- _Objective_:
From the listing below, count the lines where the string "пряма" occurs. Give the number, with no other words.

==========

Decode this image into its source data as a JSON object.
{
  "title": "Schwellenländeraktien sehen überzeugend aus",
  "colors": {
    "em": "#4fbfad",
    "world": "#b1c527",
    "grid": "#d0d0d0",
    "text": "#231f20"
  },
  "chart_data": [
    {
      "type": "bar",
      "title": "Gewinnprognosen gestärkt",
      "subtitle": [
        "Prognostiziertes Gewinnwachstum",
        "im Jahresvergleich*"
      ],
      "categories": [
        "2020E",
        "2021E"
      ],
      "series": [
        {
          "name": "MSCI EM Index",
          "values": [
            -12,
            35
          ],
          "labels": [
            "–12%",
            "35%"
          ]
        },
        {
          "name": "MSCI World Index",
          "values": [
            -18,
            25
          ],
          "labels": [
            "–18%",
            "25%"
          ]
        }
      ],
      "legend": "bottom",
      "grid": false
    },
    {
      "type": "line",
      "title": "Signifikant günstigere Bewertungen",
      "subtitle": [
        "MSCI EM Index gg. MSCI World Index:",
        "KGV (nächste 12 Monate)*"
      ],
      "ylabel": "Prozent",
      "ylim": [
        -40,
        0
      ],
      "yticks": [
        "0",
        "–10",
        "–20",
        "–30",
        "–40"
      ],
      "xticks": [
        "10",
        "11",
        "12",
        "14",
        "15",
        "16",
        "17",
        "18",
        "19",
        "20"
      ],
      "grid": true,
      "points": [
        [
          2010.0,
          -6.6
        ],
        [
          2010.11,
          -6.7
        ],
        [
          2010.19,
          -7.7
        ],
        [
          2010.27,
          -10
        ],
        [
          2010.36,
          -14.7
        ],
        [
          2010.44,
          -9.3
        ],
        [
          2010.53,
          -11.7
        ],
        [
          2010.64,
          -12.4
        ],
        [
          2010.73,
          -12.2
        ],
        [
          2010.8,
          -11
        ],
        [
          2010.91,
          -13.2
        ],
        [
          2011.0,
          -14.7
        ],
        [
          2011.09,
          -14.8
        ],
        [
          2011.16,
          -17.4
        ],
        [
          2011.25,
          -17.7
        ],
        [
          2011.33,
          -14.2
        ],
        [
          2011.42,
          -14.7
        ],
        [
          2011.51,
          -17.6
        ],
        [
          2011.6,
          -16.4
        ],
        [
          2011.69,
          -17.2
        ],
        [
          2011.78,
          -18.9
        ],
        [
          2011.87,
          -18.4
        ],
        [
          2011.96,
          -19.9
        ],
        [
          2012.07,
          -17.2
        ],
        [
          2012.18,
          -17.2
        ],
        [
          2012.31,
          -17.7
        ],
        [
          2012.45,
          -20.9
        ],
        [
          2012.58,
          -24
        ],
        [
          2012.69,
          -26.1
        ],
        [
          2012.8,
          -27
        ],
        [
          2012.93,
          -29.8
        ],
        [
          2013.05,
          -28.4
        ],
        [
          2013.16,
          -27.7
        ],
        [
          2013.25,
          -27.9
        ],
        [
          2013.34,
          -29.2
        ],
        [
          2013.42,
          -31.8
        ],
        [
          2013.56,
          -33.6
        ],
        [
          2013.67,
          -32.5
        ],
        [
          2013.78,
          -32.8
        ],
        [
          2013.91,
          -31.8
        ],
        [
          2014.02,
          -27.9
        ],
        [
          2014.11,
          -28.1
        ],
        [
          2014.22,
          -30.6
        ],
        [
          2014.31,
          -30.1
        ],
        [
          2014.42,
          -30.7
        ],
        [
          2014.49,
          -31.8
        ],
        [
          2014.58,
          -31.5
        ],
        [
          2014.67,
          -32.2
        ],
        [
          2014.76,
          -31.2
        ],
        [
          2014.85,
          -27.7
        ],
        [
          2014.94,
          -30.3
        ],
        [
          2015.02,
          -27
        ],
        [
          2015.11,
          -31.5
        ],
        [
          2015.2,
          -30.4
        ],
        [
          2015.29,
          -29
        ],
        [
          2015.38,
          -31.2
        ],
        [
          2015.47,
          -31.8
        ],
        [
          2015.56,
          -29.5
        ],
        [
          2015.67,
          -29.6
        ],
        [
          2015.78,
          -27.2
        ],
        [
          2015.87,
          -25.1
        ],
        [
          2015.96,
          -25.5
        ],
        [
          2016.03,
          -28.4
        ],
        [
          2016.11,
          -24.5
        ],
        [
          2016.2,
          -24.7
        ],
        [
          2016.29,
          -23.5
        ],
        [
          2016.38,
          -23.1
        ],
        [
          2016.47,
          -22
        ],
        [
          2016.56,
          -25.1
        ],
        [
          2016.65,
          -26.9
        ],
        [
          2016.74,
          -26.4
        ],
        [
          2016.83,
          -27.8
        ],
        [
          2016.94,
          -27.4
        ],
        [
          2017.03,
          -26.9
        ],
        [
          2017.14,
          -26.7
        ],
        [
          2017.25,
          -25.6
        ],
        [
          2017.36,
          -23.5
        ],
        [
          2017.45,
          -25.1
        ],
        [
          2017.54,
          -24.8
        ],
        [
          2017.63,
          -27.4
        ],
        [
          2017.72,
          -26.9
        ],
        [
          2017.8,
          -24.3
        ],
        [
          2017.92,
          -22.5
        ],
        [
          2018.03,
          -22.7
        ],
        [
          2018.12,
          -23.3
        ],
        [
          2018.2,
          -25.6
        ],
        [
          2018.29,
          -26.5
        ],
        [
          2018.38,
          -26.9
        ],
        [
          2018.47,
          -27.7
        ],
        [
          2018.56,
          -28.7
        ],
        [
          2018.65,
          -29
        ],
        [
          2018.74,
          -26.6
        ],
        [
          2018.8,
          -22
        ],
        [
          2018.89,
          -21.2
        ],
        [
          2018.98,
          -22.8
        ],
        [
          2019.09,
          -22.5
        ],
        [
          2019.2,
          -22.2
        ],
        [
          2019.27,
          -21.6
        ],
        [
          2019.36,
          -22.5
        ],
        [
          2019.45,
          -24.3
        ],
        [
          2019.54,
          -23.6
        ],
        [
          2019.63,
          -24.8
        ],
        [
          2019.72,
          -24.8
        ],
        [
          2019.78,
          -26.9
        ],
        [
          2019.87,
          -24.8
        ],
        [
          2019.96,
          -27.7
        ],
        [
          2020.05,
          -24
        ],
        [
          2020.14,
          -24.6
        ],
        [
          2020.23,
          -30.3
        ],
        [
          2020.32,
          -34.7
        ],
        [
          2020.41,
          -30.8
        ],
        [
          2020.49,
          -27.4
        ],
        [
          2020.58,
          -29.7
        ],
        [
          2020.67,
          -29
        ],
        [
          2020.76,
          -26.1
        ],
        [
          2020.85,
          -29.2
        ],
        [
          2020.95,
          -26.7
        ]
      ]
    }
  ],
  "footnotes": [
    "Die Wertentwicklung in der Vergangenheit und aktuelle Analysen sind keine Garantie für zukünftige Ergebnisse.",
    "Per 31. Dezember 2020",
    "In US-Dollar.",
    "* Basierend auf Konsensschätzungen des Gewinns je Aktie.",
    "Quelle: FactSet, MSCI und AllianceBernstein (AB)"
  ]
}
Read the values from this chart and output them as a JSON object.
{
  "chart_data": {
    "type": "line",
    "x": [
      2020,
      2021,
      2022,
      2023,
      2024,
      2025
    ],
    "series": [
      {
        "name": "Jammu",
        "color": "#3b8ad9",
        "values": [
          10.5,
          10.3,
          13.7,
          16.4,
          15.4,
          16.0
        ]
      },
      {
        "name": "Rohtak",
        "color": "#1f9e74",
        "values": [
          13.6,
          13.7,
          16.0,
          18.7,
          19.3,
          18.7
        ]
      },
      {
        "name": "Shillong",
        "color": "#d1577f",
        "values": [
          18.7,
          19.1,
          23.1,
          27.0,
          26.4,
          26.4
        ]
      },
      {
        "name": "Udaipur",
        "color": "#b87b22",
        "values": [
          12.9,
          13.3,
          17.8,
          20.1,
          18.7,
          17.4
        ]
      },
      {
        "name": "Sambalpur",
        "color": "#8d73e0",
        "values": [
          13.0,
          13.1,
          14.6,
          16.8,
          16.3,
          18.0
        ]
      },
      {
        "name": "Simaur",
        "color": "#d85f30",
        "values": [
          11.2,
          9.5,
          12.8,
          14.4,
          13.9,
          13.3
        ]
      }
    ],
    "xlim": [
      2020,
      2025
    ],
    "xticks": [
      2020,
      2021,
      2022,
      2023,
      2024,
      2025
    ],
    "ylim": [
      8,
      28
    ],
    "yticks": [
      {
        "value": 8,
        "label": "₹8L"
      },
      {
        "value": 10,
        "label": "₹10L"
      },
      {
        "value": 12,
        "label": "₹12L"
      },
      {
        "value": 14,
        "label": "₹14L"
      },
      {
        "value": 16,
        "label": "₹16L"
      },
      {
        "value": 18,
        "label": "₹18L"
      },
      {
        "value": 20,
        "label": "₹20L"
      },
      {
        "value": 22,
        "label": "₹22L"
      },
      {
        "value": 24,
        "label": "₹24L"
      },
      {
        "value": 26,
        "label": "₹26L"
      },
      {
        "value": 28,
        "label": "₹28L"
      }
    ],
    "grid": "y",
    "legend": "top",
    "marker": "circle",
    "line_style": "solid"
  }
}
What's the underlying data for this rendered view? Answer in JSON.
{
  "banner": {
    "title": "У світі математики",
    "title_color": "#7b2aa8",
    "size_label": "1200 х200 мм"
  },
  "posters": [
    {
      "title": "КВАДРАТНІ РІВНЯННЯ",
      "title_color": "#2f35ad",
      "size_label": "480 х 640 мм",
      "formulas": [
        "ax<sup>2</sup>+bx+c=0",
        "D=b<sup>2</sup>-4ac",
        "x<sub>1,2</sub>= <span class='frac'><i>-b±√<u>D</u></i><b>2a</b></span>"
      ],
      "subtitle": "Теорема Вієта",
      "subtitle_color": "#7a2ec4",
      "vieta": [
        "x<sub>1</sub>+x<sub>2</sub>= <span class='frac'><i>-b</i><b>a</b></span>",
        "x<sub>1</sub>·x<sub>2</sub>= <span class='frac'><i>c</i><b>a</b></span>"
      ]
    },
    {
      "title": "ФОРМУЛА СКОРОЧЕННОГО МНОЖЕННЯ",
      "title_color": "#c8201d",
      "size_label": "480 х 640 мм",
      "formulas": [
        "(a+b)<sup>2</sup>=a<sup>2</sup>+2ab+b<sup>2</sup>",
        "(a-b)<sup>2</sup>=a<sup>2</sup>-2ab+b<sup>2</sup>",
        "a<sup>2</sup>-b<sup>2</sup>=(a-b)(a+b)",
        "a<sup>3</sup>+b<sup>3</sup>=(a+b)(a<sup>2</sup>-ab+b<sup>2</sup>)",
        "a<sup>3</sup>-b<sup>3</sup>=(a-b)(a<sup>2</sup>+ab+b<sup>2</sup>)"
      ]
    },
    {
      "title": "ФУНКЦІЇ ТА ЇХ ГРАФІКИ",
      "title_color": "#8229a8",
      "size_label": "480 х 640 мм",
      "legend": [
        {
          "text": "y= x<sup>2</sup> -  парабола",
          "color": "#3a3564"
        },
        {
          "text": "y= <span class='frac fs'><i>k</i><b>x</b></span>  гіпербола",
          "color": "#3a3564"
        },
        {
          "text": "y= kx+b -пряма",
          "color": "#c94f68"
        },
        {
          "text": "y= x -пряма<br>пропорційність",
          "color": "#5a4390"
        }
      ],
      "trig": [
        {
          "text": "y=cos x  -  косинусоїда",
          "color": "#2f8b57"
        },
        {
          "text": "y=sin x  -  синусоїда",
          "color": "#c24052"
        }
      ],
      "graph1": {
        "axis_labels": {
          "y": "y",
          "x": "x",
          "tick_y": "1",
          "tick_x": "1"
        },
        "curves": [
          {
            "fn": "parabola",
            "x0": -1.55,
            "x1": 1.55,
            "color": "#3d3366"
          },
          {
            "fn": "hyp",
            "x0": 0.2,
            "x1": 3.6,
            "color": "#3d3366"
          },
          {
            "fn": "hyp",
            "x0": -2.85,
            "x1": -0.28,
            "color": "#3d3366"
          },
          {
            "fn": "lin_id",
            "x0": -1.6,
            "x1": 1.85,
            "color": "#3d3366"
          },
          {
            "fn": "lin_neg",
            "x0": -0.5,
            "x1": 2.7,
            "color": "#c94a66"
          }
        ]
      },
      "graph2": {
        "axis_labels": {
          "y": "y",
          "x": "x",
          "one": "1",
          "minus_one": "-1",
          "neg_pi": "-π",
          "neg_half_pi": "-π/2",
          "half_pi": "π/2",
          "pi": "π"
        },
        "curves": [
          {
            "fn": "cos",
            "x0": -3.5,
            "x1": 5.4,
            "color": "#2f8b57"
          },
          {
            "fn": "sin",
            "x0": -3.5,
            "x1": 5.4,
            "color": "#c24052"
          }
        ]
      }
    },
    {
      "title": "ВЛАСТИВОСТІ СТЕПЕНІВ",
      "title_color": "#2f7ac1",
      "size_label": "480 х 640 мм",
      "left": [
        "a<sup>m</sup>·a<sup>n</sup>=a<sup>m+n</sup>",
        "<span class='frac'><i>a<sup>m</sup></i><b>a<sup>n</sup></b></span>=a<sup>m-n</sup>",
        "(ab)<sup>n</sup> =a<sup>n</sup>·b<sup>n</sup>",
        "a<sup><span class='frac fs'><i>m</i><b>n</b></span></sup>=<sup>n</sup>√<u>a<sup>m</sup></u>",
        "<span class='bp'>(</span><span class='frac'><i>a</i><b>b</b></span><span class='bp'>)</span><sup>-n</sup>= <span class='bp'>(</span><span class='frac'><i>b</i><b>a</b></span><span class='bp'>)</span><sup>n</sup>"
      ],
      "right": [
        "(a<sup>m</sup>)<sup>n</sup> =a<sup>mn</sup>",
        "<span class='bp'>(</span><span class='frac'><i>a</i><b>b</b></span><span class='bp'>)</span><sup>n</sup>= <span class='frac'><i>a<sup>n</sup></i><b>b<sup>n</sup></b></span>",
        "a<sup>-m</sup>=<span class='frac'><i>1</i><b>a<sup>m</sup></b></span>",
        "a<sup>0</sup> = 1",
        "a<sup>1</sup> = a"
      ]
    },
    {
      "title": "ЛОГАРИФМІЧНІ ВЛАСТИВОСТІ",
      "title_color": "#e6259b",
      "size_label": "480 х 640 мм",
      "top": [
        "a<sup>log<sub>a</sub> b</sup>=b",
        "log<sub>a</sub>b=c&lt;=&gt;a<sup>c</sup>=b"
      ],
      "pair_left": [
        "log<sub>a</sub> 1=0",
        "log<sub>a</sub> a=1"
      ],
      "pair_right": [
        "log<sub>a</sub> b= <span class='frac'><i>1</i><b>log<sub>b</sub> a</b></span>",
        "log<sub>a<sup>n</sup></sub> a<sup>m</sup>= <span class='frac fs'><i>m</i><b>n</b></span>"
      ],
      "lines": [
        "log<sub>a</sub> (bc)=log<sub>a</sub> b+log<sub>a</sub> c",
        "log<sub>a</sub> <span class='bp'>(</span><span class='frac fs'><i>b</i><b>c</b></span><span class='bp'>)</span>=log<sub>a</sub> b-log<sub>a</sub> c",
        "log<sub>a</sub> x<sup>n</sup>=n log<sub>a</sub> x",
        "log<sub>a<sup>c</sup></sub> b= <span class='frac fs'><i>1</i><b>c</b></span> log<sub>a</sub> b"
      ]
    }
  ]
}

==========

- _Response_:
2